» **SUPPLIED RECORDS**
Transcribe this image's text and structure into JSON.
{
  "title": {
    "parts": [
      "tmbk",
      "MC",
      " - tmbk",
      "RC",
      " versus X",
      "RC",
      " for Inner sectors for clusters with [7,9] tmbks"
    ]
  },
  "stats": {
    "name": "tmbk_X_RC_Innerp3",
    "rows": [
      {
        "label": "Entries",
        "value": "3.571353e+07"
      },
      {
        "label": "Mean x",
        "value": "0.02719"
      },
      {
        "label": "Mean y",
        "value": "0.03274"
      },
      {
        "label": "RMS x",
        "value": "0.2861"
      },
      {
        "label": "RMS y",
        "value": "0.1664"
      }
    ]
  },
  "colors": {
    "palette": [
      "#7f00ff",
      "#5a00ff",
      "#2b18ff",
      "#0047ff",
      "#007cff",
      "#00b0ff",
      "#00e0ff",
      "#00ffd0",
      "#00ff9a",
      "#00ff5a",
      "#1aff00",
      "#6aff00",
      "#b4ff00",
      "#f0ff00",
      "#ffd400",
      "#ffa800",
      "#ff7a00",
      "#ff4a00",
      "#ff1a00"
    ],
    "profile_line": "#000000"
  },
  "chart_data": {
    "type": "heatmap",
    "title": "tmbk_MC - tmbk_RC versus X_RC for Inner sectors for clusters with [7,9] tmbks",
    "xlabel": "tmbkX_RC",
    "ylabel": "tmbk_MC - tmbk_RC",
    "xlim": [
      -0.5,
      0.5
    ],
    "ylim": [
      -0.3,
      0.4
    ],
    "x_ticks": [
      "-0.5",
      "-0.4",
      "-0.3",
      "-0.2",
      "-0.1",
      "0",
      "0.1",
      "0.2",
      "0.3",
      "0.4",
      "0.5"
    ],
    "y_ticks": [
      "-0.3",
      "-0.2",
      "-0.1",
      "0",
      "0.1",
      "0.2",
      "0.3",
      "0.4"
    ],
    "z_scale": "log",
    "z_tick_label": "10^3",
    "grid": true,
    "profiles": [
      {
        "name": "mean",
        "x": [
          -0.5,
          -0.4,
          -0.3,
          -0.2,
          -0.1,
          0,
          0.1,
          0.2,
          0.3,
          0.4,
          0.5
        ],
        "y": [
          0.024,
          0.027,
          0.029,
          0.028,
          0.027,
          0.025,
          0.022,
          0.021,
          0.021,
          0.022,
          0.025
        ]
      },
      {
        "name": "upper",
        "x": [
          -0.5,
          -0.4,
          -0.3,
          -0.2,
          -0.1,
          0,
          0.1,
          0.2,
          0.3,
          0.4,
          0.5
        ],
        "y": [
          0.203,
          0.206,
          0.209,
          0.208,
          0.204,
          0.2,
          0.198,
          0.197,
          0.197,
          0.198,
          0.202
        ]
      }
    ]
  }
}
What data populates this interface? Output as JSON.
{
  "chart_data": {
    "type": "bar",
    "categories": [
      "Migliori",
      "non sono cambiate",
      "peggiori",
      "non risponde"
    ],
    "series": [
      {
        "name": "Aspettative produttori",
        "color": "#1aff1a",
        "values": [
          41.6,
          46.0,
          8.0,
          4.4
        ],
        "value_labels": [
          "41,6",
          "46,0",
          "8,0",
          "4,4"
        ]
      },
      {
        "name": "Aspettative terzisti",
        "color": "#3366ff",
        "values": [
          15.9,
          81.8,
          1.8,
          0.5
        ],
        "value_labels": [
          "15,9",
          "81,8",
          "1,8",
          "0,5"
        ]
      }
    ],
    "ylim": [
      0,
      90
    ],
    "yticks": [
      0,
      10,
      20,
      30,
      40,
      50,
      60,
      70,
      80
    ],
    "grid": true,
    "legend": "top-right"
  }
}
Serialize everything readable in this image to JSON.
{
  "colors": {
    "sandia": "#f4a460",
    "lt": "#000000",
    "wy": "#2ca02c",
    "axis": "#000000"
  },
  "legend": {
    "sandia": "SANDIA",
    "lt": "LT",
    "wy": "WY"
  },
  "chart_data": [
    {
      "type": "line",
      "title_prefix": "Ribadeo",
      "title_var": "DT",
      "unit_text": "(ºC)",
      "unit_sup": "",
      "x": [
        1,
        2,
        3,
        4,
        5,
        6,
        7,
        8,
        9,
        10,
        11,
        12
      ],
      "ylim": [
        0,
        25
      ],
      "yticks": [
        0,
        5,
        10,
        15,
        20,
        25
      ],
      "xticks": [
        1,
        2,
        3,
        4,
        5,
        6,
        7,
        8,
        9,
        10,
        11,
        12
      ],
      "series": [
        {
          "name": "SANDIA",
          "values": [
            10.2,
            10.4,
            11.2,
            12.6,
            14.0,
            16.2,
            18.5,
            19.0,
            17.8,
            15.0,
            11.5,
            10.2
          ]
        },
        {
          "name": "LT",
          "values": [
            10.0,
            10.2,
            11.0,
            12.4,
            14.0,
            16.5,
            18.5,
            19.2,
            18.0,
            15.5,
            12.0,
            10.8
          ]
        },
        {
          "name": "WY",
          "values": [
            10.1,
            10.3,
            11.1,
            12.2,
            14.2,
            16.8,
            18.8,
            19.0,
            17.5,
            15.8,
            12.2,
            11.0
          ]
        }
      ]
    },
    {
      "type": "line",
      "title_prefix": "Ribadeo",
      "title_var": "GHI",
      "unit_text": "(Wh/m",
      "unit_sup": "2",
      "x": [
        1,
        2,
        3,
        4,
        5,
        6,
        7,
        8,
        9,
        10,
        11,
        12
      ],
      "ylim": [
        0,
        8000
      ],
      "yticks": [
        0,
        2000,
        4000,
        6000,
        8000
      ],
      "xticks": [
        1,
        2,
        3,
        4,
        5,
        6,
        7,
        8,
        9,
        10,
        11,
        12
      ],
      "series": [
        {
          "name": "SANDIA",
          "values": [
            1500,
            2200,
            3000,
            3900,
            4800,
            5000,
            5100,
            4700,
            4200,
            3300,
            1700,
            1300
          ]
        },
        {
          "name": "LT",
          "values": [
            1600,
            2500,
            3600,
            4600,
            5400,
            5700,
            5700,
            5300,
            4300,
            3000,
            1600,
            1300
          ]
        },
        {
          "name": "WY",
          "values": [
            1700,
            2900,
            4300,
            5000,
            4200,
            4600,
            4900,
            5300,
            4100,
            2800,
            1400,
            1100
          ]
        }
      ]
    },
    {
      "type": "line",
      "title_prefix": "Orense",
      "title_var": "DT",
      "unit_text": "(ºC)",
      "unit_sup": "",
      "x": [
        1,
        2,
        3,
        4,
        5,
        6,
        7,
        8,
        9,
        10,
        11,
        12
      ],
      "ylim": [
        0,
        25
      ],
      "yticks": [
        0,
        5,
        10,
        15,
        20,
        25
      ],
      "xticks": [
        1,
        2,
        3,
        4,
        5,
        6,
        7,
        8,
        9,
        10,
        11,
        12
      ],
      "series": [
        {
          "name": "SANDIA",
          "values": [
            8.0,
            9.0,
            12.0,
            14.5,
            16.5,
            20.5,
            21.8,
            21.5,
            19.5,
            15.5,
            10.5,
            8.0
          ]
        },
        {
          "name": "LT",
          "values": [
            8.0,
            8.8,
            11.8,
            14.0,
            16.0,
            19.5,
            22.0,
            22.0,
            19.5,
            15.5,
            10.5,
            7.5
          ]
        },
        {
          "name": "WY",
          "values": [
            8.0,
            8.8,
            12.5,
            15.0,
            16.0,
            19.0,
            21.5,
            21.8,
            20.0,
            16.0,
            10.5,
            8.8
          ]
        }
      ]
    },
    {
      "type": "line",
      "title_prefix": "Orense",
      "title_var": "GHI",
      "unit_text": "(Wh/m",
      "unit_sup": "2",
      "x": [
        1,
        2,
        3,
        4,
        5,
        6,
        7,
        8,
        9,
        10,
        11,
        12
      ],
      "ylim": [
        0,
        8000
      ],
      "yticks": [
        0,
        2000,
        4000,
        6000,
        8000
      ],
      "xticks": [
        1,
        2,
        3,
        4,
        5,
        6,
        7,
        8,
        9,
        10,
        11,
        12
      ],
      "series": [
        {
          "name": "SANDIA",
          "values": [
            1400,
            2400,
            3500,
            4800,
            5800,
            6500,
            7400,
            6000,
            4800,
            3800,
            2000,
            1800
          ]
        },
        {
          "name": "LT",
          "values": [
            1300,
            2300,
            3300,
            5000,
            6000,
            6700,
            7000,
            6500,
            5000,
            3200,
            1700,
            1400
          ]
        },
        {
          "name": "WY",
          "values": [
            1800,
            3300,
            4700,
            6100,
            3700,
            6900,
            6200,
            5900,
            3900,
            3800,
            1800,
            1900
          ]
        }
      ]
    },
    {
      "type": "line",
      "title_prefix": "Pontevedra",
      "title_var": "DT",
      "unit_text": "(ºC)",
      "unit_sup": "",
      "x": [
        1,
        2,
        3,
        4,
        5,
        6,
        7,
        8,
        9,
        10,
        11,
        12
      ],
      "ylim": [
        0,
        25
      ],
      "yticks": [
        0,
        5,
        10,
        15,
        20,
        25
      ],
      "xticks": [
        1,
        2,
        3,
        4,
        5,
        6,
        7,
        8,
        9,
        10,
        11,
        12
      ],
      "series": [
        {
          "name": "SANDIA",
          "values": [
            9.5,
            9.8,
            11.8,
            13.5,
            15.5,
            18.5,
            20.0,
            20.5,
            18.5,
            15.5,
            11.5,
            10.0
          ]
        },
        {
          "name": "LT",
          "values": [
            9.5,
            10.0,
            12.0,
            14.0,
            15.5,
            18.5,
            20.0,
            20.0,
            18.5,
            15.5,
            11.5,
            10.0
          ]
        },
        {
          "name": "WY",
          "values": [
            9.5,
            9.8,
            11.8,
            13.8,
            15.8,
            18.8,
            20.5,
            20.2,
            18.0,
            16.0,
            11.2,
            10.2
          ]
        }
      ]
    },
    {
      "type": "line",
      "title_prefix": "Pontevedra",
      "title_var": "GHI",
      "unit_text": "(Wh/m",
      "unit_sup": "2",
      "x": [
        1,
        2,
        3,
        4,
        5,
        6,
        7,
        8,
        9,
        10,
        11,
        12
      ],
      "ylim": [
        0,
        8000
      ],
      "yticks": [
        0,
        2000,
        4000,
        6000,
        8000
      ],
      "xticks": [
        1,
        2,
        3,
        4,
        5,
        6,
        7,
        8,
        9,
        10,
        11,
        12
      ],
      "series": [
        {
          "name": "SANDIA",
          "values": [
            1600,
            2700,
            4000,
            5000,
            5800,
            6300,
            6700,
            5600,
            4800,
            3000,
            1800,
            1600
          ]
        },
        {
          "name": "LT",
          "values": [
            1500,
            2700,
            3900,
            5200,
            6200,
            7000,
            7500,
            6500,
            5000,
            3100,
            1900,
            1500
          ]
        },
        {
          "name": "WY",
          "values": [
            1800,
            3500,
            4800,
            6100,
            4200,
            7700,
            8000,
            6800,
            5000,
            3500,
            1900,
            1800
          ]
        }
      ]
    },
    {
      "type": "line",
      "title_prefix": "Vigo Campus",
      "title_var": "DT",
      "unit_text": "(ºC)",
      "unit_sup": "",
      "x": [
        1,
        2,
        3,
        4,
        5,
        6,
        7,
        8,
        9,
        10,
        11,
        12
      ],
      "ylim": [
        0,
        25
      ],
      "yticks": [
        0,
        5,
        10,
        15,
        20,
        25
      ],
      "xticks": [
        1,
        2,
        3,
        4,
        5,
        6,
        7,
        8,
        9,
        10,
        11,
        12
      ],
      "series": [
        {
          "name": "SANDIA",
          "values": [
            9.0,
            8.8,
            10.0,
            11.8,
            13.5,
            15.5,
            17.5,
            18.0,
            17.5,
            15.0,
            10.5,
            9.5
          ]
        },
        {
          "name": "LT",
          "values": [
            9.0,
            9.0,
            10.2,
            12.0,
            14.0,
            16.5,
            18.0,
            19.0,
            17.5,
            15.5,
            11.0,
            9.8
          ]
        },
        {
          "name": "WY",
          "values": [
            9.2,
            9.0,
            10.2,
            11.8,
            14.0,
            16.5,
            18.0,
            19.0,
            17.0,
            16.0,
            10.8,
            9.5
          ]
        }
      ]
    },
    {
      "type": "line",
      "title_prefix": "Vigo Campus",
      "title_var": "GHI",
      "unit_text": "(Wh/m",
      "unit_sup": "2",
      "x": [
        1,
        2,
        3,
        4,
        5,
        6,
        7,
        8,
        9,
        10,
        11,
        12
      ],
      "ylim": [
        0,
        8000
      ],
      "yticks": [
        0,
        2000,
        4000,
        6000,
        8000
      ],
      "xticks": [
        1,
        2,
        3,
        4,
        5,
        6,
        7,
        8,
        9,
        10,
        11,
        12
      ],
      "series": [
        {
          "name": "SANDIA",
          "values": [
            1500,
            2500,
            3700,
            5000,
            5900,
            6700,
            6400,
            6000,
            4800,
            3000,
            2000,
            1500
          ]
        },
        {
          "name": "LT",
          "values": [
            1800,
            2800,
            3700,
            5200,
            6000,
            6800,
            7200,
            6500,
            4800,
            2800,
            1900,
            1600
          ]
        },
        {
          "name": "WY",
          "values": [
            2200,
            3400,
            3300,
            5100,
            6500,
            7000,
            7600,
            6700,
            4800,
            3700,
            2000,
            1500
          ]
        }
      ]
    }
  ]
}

» **DO THIS**
From the material above, gather all lines that include the string "with" and copy them.

» **RESPONSE**
      " for Inner sectors for clusters with [7,9] tmbks"
    "title": "tmbk_MC - tmbk_RC versus X_RC for Inner sectors for clusters with [7,9] tmbks",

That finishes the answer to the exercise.